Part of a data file
* Begin *

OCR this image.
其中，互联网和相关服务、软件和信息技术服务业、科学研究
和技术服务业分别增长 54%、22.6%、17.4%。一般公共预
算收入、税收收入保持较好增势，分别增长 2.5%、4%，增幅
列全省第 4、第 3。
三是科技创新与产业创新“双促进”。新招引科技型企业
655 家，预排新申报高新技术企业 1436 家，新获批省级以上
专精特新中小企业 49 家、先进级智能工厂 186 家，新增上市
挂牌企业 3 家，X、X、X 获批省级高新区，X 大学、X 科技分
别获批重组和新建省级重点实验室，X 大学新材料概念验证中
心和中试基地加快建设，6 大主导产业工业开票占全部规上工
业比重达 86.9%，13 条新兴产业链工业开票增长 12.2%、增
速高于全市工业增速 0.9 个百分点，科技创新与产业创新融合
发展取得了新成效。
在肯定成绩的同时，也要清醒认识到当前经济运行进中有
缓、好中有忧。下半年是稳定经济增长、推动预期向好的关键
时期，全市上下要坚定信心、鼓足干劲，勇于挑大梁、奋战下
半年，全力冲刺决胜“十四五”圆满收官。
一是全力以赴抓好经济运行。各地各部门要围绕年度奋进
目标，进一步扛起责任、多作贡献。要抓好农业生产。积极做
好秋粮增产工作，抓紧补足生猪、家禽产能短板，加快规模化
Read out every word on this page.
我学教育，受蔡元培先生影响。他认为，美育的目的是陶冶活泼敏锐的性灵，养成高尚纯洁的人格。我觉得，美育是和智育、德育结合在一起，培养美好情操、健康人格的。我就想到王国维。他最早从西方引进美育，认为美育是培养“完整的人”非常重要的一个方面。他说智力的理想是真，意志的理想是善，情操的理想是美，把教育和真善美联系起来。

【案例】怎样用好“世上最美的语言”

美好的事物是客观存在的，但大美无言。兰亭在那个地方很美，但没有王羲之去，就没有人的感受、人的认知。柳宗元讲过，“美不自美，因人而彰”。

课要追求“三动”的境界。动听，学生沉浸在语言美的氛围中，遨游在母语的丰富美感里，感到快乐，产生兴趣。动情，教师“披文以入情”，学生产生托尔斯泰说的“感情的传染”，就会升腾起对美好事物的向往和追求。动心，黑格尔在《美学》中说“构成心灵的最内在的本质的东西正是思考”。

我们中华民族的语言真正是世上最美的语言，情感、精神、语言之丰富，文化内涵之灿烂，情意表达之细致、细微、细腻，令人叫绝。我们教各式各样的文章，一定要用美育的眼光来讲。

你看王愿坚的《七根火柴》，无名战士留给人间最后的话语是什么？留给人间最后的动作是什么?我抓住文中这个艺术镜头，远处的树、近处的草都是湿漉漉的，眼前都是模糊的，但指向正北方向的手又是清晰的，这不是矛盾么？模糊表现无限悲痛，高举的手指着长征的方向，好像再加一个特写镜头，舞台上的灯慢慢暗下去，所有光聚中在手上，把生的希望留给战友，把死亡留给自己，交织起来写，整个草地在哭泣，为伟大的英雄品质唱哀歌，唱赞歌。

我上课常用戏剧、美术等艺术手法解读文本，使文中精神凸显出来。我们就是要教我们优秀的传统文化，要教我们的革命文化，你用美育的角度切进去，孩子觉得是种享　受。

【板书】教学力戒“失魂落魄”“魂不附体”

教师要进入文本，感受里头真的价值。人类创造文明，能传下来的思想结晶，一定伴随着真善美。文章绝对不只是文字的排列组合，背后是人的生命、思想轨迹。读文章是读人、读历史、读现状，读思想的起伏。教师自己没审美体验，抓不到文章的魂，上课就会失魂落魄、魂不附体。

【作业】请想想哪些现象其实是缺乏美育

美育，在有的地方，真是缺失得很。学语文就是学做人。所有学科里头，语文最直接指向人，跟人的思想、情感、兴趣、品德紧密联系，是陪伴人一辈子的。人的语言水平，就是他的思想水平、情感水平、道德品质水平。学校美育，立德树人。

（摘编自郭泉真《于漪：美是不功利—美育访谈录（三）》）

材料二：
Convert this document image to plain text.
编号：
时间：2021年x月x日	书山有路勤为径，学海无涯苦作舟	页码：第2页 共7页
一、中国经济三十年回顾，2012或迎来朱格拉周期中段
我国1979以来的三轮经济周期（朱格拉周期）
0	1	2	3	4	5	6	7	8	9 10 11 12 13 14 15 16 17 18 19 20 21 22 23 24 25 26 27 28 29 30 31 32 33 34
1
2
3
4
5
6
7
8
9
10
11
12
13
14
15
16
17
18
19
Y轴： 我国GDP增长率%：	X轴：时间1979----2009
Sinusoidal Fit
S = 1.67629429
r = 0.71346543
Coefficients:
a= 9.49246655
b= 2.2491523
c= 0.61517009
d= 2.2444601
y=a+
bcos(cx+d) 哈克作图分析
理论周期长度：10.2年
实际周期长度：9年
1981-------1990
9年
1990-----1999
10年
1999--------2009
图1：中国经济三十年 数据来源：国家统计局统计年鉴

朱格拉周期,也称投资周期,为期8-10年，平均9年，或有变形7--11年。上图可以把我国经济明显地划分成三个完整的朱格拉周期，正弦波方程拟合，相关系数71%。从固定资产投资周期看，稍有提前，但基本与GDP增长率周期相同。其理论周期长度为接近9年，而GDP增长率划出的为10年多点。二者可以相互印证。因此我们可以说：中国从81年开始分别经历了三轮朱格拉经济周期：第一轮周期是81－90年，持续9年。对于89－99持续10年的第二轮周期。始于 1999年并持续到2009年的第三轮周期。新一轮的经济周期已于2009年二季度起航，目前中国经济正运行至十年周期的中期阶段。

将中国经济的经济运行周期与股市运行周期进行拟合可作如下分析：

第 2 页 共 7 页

* End *

Give an exact repetition of all the material.

[TASK SOLUTION]
OCR this image.
其中，互联网和相关服务、软件和信息技术服务业、科学研究
和技术服务业分别增长 54%、22.6%、17.4%。一般公共预
算收入、税收收入保持较好增势，分别增长 2.5%、4%，增幅
列全省第 4、第 3。
三是科技创新与产业创新“双促进”。新招引科技型企业
655 家，预排新申报高新技术企业 1436 家，新获批省级以上
专精特新中小企业 49 家、先进级智能工厂 186 家，新增上市
挂牌企业 3 家，X、X、X 获批省级高新区，X 大学、X 科技分
别获批重组和新建省级重点实验室，X 大学新材料概念验证中
心和中试基地加快建设，6 大主导产业工业开票占全部规上工
业比重达 86.9%，13 条新兴产业链工业开票增长 12.2%、增
速高于全市工业增速 0.9 个百分点，科技创新与产业创新融合
发展取得了新成效。
在肯定成绩的同时，也要清醒认识到当前经济运行进中有
缓、好中有忧。下半年是稳定经济增长、推动预期向好的关键
时期，全市上下要坚定信心、鼓足干劲，勇于挑大梁、奋战下
半年，全力冲刺决胜“十四五”圆满收官。
一是全力以赴抓好经济运行。各地各部门要围绕年度奋进
目标，进一步扛起责任、多作贡献。要抓好农业生产。积极做
好秋粮增产工作，抓紧补足生猪、家禽产能短板，加快规模化
Read out every word on this page.
我学教育，受蔡元培先生影响。他认为，美育的目的是陶冶活泼敏锐的性灵，养成高尚纯洁的人格。我觉得，美育是和智育、德育结合在一起，培养美好情操、健康人格的。我就想到王国维。他最早从西方引进美育，认为美育是培养“完整的人”非常重要的一个方面。他说智力的理想是真，意志的理想是善，情操的理想是美，把教育和真善美联系起来。

【案例】怎样用好“世上最美的语言”

美好的事物是客观存在的，但大美无言。兰亭在那个地方很美，但没有王羲之去，就没有人的感受、人的认知。柳宗元讲过，“美不自美，因人而彰”。

课要追求“三动”的境界。动听，学生沉浸在语言美的氛围中，遨游在母语的丰富美感里，感到快乐，产生兴趣。动情，教师“披文以入情”，学生产生托尔斯泰说的“感情的传染”，就会升腾起对美好事物的向往和追求。动心，黑格尔在《美学》中说“构成心灵的最内在的本质的东西正是思考”。

我们中华民族的语言真正是世上最美的语言，情感、精神、语言之丰富，文化内涵之灿烂，情意表达之细致、细微、细腻，令人叫绝。我们教各式各样的文章，一定要用美育的眼光来讲。

你看王愿坚的《七根火柴》，无名战士留给人间最后的话语是什么？留给人间最后的动作是什么?我抓住文中这个艺术镜头，远处的树、近处的草都是湿漉漉的，眼前都是模糊的，但指向正北方向的手又是清晰的，这不是矛盾么？模糊表现无限悲痛，高举的手指着长征的方向，好像再加一个特写镜头，舞台上的灯慢慢暗下去，所有光聚中在手上，把生的希望留给战友，把死亡留给自己，交织起来写，整个草地在哭泣，为伟大的英雄品质唱哀歌，唱赞歌。

我上课常用戏剧、美术等艺术手法解读文本，使文中精神凸显出来。我们就是要教我们优秀的传统文化，要教我们的革命文化，你用美育的角度切进去，孩子觉得是种享　受。

【板书】教学力戒“失魂落魄”“魂不附体”

教师要进入文本，感受里头真的价值。人类创造文明，能传下来的思想结晶，一定伴随着真善美。文章绝对不只是文字的排列组合，背后是人的生命、思想轨迹。读文章是读人、读历史、读现状，读思想的起伏。教师自己没审美体验，抓不到文章的魂，上课就会失魂落魄、魂不附体。

【作业】请想想哪些现象其实是缺乏美育

美育，在有的地方，真是缺失得很。学语文就是学做人。所有学科里头，语文最直接指向人，跟人的思想、情感、兴趣、品德紧密联系，是陪伴人一辈子的。人的语言水平，就是他的思想水平、情感水平、道德品质水平。学校美育，立德树人。

（摘编自郭泉真《于漪：美是不功利—美育访谈录（三）》）

材料二：
Convert this document image to plain text.
编号：
时间：2021年x月x日	书山有路勤为径，学海无涯苦作舟	页码：第2页 共7页
一、中国经济三十年回顾，2012或迎来朱格拉周期中段
我国1979以来的三轮经济周期（朱格拉周期）
0	1	2	3	4	5	6	7	8	9 10 11 12 13 14 15 16 17 18 19 20 21 22 23 24 25 26 27 28 29 30 31 32 33 34
1
2
3
4
5
6
7
8
9
10
11
12
13
14
15
16
17
18
19
Y轴： 我国GDP增长率%：	X轴：时间1979----2009
Sinusoidal Fit
S = 1.67629429
r = 0.71346543
Coefficients:
a= 9.49246655
b= 2.2491523
c= 0.61517009
d= 2.2444601
y=a+
bcos(cx+d) 哈克作图分析
理论周期长度：10.2年
实际周期长度：9年
1981-------1990
9年
1990-----1999
10年
1999--------2009
图1：中国经济三十年 数据来源：国家统计局统计年鉴

朱格拉周期,也称投资周期,为期8-10年，平均9年，或有变形7--11年。上图可以把我国经济明显地划分成三个完整的朱格拉周期，正弦波方程拟合，相关系数71%。从固定资产投资周期看，稍有提前，但基本与GDP增长率周期相同。其理论周期长度为接近9年，而GDP增长率划出的为10年多点。二者可以相互印证。因此我们可以说：中国从81年开始分别经历了三轮朱格拉经济周期：第一轮周期是81－90年，持续9年。对于89－99持续10年的第二轮周期。始于 1999年并持续到2009年的第三轮周期。新一轮的经济周期已于2009年二季度起航，目前中国经济正运行至十年周期的中期阶段。

将中国经济的经济运行周期与股市运行周期进行拟合可作如下分析：

第 2 页 共 7 页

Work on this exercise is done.